TASK TO COMPLETE
Copy all the material that follows, keeping every character the same.

— begin EXERCISE DATA —

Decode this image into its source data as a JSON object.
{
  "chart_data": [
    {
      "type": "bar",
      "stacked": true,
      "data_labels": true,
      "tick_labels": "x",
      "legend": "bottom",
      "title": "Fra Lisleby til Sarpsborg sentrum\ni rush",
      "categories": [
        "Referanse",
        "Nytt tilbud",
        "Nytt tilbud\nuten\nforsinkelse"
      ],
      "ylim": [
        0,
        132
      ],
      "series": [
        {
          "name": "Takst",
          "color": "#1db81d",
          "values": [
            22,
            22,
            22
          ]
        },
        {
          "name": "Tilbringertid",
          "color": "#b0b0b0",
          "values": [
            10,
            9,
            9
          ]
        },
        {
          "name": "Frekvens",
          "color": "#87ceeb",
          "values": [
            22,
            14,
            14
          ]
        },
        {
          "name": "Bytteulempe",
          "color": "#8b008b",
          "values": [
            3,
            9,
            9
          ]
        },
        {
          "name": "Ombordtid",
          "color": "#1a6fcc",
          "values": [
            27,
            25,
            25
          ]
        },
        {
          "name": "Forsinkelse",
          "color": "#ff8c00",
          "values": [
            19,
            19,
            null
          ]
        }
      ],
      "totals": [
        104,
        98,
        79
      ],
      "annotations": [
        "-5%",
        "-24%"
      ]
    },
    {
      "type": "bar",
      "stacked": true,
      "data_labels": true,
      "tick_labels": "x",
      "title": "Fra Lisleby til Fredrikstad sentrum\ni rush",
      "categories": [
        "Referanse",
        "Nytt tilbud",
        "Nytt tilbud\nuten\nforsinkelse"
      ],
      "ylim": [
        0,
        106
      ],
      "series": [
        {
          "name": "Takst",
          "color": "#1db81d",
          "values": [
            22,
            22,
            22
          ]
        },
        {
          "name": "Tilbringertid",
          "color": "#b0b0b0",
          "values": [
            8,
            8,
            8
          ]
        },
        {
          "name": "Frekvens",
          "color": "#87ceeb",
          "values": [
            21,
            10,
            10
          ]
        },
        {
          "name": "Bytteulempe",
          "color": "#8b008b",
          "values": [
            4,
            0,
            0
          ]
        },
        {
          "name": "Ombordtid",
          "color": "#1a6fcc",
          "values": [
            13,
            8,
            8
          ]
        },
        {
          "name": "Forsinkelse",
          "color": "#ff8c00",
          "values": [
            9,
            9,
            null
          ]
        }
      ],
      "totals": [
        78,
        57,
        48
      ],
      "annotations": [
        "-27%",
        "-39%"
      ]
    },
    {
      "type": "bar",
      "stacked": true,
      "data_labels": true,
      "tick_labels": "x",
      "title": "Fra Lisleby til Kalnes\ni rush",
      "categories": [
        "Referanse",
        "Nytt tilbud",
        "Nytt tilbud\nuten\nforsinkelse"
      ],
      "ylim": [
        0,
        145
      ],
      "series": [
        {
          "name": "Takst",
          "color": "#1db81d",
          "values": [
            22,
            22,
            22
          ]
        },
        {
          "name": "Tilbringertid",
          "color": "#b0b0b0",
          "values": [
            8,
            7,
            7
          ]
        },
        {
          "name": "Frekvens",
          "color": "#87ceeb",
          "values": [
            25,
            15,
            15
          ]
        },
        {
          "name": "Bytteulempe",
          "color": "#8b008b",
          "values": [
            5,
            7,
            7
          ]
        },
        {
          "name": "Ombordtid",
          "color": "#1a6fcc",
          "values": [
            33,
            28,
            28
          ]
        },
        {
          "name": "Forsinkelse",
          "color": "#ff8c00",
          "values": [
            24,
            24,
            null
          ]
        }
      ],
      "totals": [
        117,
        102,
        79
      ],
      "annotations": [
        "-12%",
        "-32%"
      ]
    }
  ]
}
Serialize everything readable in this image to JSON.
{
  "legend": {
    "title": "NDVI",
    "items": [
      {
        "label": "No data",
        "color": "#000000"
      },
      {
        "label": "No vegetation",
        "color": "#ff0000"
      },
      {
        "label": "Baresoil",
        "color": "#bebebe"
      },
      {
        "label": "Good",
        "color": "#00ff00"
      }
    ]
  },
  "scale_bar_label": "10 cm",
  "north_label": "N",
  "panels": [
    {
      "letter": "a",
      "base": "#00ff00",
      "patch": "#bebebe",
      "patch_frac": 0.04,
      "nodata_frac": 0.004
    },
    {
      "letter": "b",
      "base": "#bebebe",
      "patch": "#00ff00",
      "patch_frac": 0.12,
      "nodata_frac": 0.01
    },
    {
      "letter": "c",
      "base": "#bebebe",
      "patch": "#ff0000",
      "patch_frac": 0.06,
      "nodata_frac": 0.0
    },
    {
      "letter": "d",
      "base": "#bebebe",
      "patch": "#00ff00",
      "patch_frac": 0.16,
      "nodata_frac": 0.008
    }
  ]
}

— end EXERCISE DATA —

ANSWER TO THE PROBLEM
Decode this image into its source data as a JSON object.
{
  "chart_data": [
    {
      "type": "bar",
      "stacked": true,
      "data_labels": true,
      "tick_labels": "x",
      "legend": "bottom",
      "title": "Fra Lisleby til Sarpsborg sentrum\ni rush",
      "categories": [
        "Referanse",
        "Nytt tilbud",
        "Nytt tilbud\nuten\nforsinkelse"
      ],
      "ylim": [
        0,
        132
      ],
      "series": [
        {
          "name": "Takst",
          "color": "#1db81d",
          "values": [
            22,
            22,
            22
          ]
        },
        {
          "name": "Tilbringertid",
          "color": "#b0b0b0",
          "values": [
            10,
            9,
            9
          ]
        },
        {
          "name": "Frekvens",
          "color": "#87ceeb",
          "values": [
            22,
            14,
            14
          ]
        },
        {
          "name": "Bytteulempe",
          "color": "#8b008b",
          "values": [
            3,
            9,
            9
          ]
        },
        {
          "name": "Ombordtid",
          "color": "#1a6fcc",
          "values": [
            27,
            25,
            25
          ]
        },
        {
          "name": "Forsinkelse",
          "color": "#ff8c00",
          "values": [
            19,
            19,
            null
          ]
        }
      ],
      "totals": [
        104,
        98,
        79
      ],
      "annotations": [
        "-5%",
        "-24%"
      ]
    },
    {
      "type": "bar",
      "stacked": true,
      "data_labels": true,
      "tick_labels": "x",
      "title": "Fra Lisleby til Fredrikstad sentrum\ni rush",
      "categories": [
        "Referanse",
        "Nytt tilbud",
        "Nytt tilbud\nuten\nforsinkelse"
      ],
      "ylim": [
        0,
        106
      ],
      "series": [
        {
          "name": "Takst",
          "color": "#1db81d",
          "values": [
            22,
            22,
            22
          ]
        },
        {
          "name": "Tilbringertid",
          "color": "#b0b0b0",
          "values": [
            8,
            8,
            8
          ]
        },
        {
          "name": "Frekvens",
          "color": "#87ceeb",
          "values": [
            21,
            10,
            10
          ]
        },
        {
          "name": "Bytteulempe",
          "color": "#8b008b",
          "values": [
            4,
            0,
            0
          ]
        },
        {
          "name": "Ombordtid",
          "color": "#1a6fcc",
          "values": [
            13,
            8,
            8
          ]
        },
        {
          "name": "Forsinkelse",
          "color": "#ff8c00",
          "values": [
            9,
            9,
            null
          ]
        }
      ],
      "totals": [
        78,
        57,
        48
      ],
      "annotations": [
        "-27%",
        "-39%"
      ]
    },
    {
      "type": "bar",
      "stacked": true,
      "data_labels": true,
      "tick_labels": "x",
      "title": "Fra Lisleby til Kalnes\ni rush",
      "categories": [
        "Referanse",
        "Nytt tilbud",
        "Nytt tilbud\nuten\nforsinkelse"
      ],
      "ylim": [
        0,
        145
      ],
      "series": [
        {
          "name": "Takst",
          "color": "#1db81d",
          "values": [
            22,
            22,
            22
          ]
        },
        {
          "name": "Tilbringertid",
          "color": "#b0b0b0",
          "values": [
            8,
            7,
            7
          ]
        },
        {
          "name": "Frekvens",
          "color": "#87ceeb",
          "values": [
            25,
            15,
            15
          ]
        },
        {
          "name": "Bytteulempe",
          "color": "#8b008b",
          "values": [
            5,
            7,
            7
          ]
        },
        {
          "name": "Ombordtid",
          "color": "#1a6fcc",
          "values": [
            33,
            28,
            28
          ]
        },
        {
          "name": "Forsinkelse",
          "color": "#ff8c00",
          "values": [
            24,
            24,
            null
          ]
        }
      ],
      "totals": [
        117,
        102,
        79
      ],
      "annotations": [
        "-12%",
        "-32%"
      ]
    }
  ]
}
Serialize everything readable in this image to JSON.
{
  "legend": {
    "title": "NDVI",
    "items": [
      {
        "label": "No data",
        "color": "#000000"
      },
      {
        "label": "No vegetation",
        "color": "#ff0000"
      },
      {
        "label": "Baresoil",
        "color": "#bebebe"
      },
      {
        "label": "Good",
        "color": "#00ff00"
      }
    ]
  },
  "scale_bar_label": "10 cm",
  "north_label": "N",
  "panels": [
    {
      "letter": "a",
      "base": "#00ff00",
      "patch": "#bebebe",
      "patch_frac": 0.04,
      "nodata_frac": 0.004
    },
    {
      "letter": "b",
      "base": "#bebebe",
      "patch": "#00ff00",
      "patch_frac": 0.12,
      "nodata_frac": 0.01
    },
    {
      "letter": "c",
      "base": "#bebebe",
      "patch": "#ff0000",
      "patch_frac": 0.06,
      "nodata_frac": 0.0
    },
    {
      "letter": "d",
      "base": "#bebebe",
      "patch": "#00ff00",
      "patch_frac": 0.16,
      "nodata_frac": 0.008
    }
  ]
}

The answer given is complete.